→ **List of tasks**
A – In the pipeline passage, by what month does H.R. 1938 force the Obama administration to decide on the Keystone XL pipeline?
B – Please copy the stretch of the pipeline passage from "The bill comes" through "increase gas prices.".

Keystone XL Pipeline Bill Passes House Committee
Higher Oil Prices for Consumers Sought by Industry
After passing through subcommittee last week, the House Energy and Commerce Committee approved legislation, H.R. 1938, today that forces the Obama administration to make a decision on the controversial Keystone XL tar sands pipeline by November. The committee has passed numerous pro-polluter bills that are unlikely to get traction on the other side of Capitol Hill. Sen. Mike Johanns (R-NE), whose state is among those on the proposed pipeline’s path, has predicted it will not move in the Senate.
The bill comes as the pipeline builder, TransCanada, was just cited by federal regulators for frequent spills of its existing major U.S. tar sands pipeline known as Keystone I. TransCanada’s own documents say the proposal would cut oil supply to 15 Midwest states. Observers say choking supply would increase gas prices.
Jeremy Symons, NWF senior vice president said:
“The oil companies behind this bill are desperate for Congress and the administration to rush the approval of this pipeline scheme because the truth about this pipeline’s real cost is coming to light.

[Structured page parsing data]
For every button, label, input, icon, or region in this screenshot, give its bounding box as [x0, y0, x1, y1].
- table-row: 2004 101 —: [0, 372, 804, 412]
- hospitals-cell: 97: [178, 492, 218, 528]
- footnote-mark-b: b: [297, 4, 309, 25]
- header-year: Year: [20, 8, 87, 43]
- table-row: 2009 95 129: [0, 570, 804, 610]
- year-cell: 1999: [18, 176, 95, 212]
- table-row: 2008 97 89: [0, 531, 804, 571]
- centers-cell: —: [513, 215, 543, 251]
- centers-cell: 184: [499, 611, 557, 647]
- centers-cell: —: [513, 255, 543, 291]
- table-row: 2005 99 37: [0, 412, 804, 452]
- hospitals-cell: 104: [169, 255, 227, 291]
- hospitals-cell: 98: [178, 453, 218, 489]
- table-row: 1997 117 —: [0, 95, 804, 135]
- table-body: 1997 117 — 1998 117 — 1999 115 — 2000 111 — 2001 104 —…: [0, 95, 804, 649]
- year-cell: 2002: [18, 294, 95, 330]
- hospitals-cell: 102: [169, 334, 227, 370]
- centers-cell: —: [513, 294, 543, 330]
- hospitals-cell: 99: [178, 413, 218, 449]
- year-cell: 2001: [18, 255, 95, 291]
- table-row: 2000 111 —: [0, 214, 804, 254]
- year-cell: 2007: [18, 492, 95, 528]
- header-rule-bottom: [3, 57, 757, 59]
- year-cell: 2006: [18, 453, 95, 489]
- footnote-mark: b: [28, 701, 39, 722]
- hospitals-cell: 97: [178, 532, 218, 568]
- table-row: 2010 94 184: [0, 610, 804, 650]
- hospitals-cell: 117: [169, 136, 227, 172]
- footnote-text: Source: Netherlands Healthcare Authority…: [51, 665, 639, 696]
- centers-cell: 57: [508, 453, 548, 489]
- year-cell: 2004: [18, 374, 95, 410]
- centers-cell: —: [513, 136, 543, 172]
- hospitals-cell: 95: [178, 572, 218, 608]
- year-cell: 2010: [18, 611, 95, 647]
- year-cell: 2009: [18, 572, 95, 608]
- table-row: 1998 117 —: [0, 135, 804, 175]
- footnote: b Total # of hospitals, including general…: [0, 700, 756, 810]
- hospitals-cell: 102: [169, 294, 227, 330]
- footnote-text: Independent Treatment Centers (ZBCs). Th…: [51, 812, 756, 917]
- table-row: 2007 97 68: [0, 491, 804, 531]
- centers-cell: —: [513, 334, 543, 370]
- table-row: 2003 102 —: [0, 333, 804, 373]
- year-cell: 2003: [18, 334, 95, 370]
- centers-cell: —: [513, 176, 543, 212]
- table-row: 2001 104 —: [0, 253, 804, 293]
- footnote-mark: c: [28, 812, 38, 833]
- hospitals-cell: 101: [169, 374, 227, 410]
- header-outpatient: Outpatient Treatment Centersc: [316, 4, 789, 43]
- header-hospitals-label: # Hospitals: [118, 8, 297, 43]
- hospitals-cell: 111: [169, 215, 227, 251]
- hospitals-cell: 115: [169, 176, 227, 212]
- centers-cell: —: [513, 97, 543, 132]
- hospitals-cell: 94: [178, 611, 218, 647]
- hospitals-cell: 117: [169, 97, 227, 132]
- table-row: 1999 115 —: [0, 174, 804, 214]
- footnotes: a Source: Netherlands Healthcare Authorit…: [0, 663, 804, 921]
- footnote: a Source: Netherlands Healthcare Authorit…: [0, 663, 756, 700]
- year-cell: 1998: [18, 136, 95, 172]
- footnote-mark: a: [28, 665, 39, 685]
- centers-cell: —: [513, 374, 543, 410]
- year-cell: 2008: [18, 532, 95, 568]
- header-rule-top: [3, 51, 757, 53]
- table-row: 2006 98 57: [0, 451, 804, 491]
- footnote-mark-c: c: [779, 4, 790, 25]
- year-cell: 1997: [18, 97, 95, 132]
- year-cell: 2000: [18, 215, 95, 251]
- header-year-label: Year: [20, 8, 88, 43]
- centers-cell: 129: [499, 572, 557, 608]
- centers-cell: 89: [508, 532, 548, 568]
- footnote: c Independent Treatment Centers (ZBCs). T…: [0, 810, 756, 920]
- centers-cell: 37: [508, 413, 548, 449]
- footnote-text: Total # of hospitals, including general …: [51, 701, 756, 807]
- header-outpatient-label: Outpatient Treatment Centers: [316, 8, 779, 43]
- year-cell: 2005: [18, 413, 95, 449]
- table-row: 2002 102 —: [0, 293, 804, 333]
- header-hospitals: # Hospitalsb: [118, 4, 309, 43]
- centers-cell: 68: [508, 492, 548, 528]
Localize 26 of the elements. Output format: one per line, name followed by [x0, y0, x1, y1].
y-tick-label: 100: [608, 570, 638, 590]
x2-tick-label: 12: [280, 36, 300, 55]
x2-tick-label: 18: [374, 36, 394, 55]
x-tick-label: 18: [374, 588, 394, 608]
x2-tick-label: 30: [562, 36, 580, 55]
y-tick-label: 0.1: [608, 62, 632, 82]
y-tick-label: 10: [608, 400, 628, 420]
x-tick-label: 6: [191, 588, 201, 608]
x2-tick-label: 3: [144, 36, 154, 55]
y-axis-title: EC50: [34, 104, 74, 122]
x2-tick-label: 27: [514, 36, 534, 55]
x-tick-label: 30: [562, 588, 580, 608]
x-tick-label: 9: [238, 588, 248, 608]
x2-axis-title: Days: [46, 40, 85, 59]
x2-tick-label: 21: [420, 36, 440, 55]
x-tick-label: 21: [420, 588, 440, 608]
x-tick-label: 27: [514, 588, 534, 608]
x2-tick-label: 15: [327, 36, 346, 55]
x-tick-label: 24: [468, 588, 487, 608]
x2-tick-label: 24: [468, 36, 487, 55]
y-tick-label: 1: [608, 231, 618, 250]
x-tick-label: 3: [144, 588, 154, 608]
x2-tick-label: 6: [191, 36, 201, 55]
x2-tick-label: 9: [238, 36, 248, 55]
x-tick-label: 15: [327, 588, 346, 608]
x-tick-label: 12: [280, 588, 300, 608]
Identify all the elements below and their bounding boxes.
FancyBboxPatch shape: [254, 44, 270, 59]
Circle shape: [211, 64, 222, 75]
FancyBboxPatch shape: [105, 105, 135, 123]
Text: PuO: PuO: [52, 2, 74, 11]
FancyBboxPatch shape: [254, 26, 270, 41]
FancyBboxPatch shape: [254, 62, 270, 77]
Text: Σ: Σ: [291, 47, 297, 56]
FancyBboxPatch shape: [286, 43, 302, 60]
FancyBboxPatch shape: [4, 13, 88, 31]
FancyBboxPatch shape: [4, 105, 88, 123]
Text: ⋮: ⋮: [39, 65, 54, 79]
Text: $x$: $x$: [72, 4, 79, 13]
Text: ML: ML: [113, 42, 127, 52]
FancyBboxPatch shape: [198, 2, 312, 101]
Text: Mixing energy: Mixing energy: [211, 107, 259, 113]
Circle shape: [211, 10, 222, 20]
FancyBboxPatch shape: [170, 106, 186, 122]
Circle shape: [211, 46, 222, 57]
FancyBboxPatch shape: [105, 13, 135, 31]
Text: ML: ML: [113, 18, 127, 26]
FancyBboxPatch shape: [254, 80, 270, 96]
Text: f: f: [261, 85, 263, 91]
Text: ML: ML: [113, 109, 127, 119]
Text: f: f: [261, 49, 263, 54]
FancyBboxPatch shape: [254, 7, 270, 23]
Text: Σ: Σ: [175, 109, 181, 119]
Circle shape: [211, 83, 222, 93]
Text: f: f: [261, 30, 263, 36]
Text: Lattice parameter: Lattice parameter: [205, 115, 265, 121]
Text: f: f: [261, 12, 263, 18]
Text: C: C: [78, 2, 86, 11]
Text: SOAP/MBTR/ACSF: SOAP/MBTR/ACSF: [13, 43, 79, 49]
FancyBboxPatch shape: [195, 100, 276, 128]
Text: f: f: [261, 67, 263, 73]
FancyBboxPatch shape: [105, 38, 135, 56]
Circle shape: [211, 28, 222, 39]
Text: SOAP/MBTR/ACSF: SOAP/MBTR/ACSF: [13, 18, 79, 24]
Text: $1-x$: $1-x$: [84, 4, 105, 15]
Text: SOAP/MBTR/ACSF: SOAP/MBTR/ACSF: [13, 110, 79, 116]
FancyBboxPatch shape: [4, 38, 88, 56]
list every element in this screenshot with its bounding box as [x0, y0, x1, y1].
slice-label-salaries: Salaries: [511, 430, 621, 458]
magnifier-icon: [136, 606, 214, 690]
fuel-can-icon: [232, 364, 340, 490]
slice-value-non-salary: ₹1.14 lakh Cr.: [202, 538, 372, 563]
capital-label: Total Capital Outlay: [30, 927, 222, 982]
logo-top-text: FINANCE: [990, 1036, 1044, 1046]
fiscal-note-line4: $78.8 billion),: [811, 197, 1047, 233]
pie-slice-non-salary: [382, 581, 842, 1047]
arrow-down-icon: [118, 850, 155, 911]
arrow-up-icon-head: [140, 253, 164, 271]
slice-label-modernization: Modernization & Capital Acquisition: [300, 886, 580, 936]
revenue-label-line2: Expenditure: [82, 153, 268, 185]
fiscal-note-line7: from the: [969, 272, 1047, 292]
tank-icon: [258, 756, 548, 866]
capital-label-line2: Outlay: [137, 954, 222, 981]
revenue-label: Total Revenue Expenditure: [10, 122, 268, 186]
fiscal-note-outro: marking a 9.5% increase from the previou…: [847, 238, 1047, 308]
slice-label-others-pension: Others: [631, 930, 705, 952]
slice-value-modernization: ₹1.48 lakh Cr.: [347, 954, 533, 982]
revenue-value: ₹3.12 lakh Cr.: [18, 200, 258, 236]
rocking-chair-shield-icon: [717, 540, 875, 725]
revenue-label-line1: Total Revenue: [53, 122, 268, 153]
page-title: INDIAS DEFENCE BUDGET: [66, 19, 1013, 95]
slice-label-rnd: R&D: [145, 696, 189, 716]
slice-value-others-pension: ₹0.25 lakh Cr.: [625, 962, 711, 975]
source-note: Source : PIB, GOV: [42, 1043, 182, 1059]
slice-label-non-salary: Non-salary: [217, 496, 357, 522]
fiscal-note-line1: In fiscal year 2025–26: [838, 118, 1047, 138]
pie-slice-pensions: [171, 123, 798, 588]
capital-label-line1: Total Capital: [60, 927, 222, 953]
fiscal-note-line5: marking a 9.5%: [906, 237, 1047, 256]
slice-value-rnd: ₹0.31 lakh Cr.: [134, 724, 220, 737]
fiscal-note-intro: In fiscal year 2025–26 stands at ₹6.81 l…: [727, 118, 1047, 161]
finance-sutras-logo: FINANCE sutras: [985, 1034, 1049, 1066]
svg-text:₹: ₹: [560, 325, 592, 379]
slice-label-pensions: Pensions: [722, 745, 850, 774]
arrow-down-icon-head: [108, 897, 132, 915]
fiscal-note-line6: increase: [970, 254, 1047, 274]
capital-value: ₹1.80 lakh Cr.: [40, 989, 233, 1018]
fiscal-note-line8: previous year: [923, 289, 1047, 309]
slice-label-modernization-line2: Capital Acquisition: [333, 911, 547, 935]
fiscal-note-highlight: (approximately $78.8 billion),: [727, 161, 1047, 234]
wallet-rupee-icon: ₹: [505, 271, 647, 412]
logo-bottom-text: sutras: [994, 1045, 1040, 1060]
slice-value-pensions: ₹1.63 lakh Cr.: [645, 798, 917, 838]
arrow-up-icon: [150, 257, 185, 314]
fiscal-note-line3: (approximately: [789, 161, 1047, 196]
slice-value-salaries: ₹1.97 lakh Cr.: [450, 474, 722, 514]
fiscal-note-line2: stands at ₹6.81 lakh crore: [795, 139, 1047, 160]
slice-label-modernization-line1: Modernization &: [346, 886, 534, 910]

→ **Results by task**
A – November.

B –
The bill comes as the pipeline builder, TransCanada, was just cited by federal regulators for frequent spills of its existing major U.S. tar sands pipeline known as Keystone I. TransCanada’s own documents say the proposal would cut oil supply to 15 Midwest states. Observers say choking supply would increase gas prices.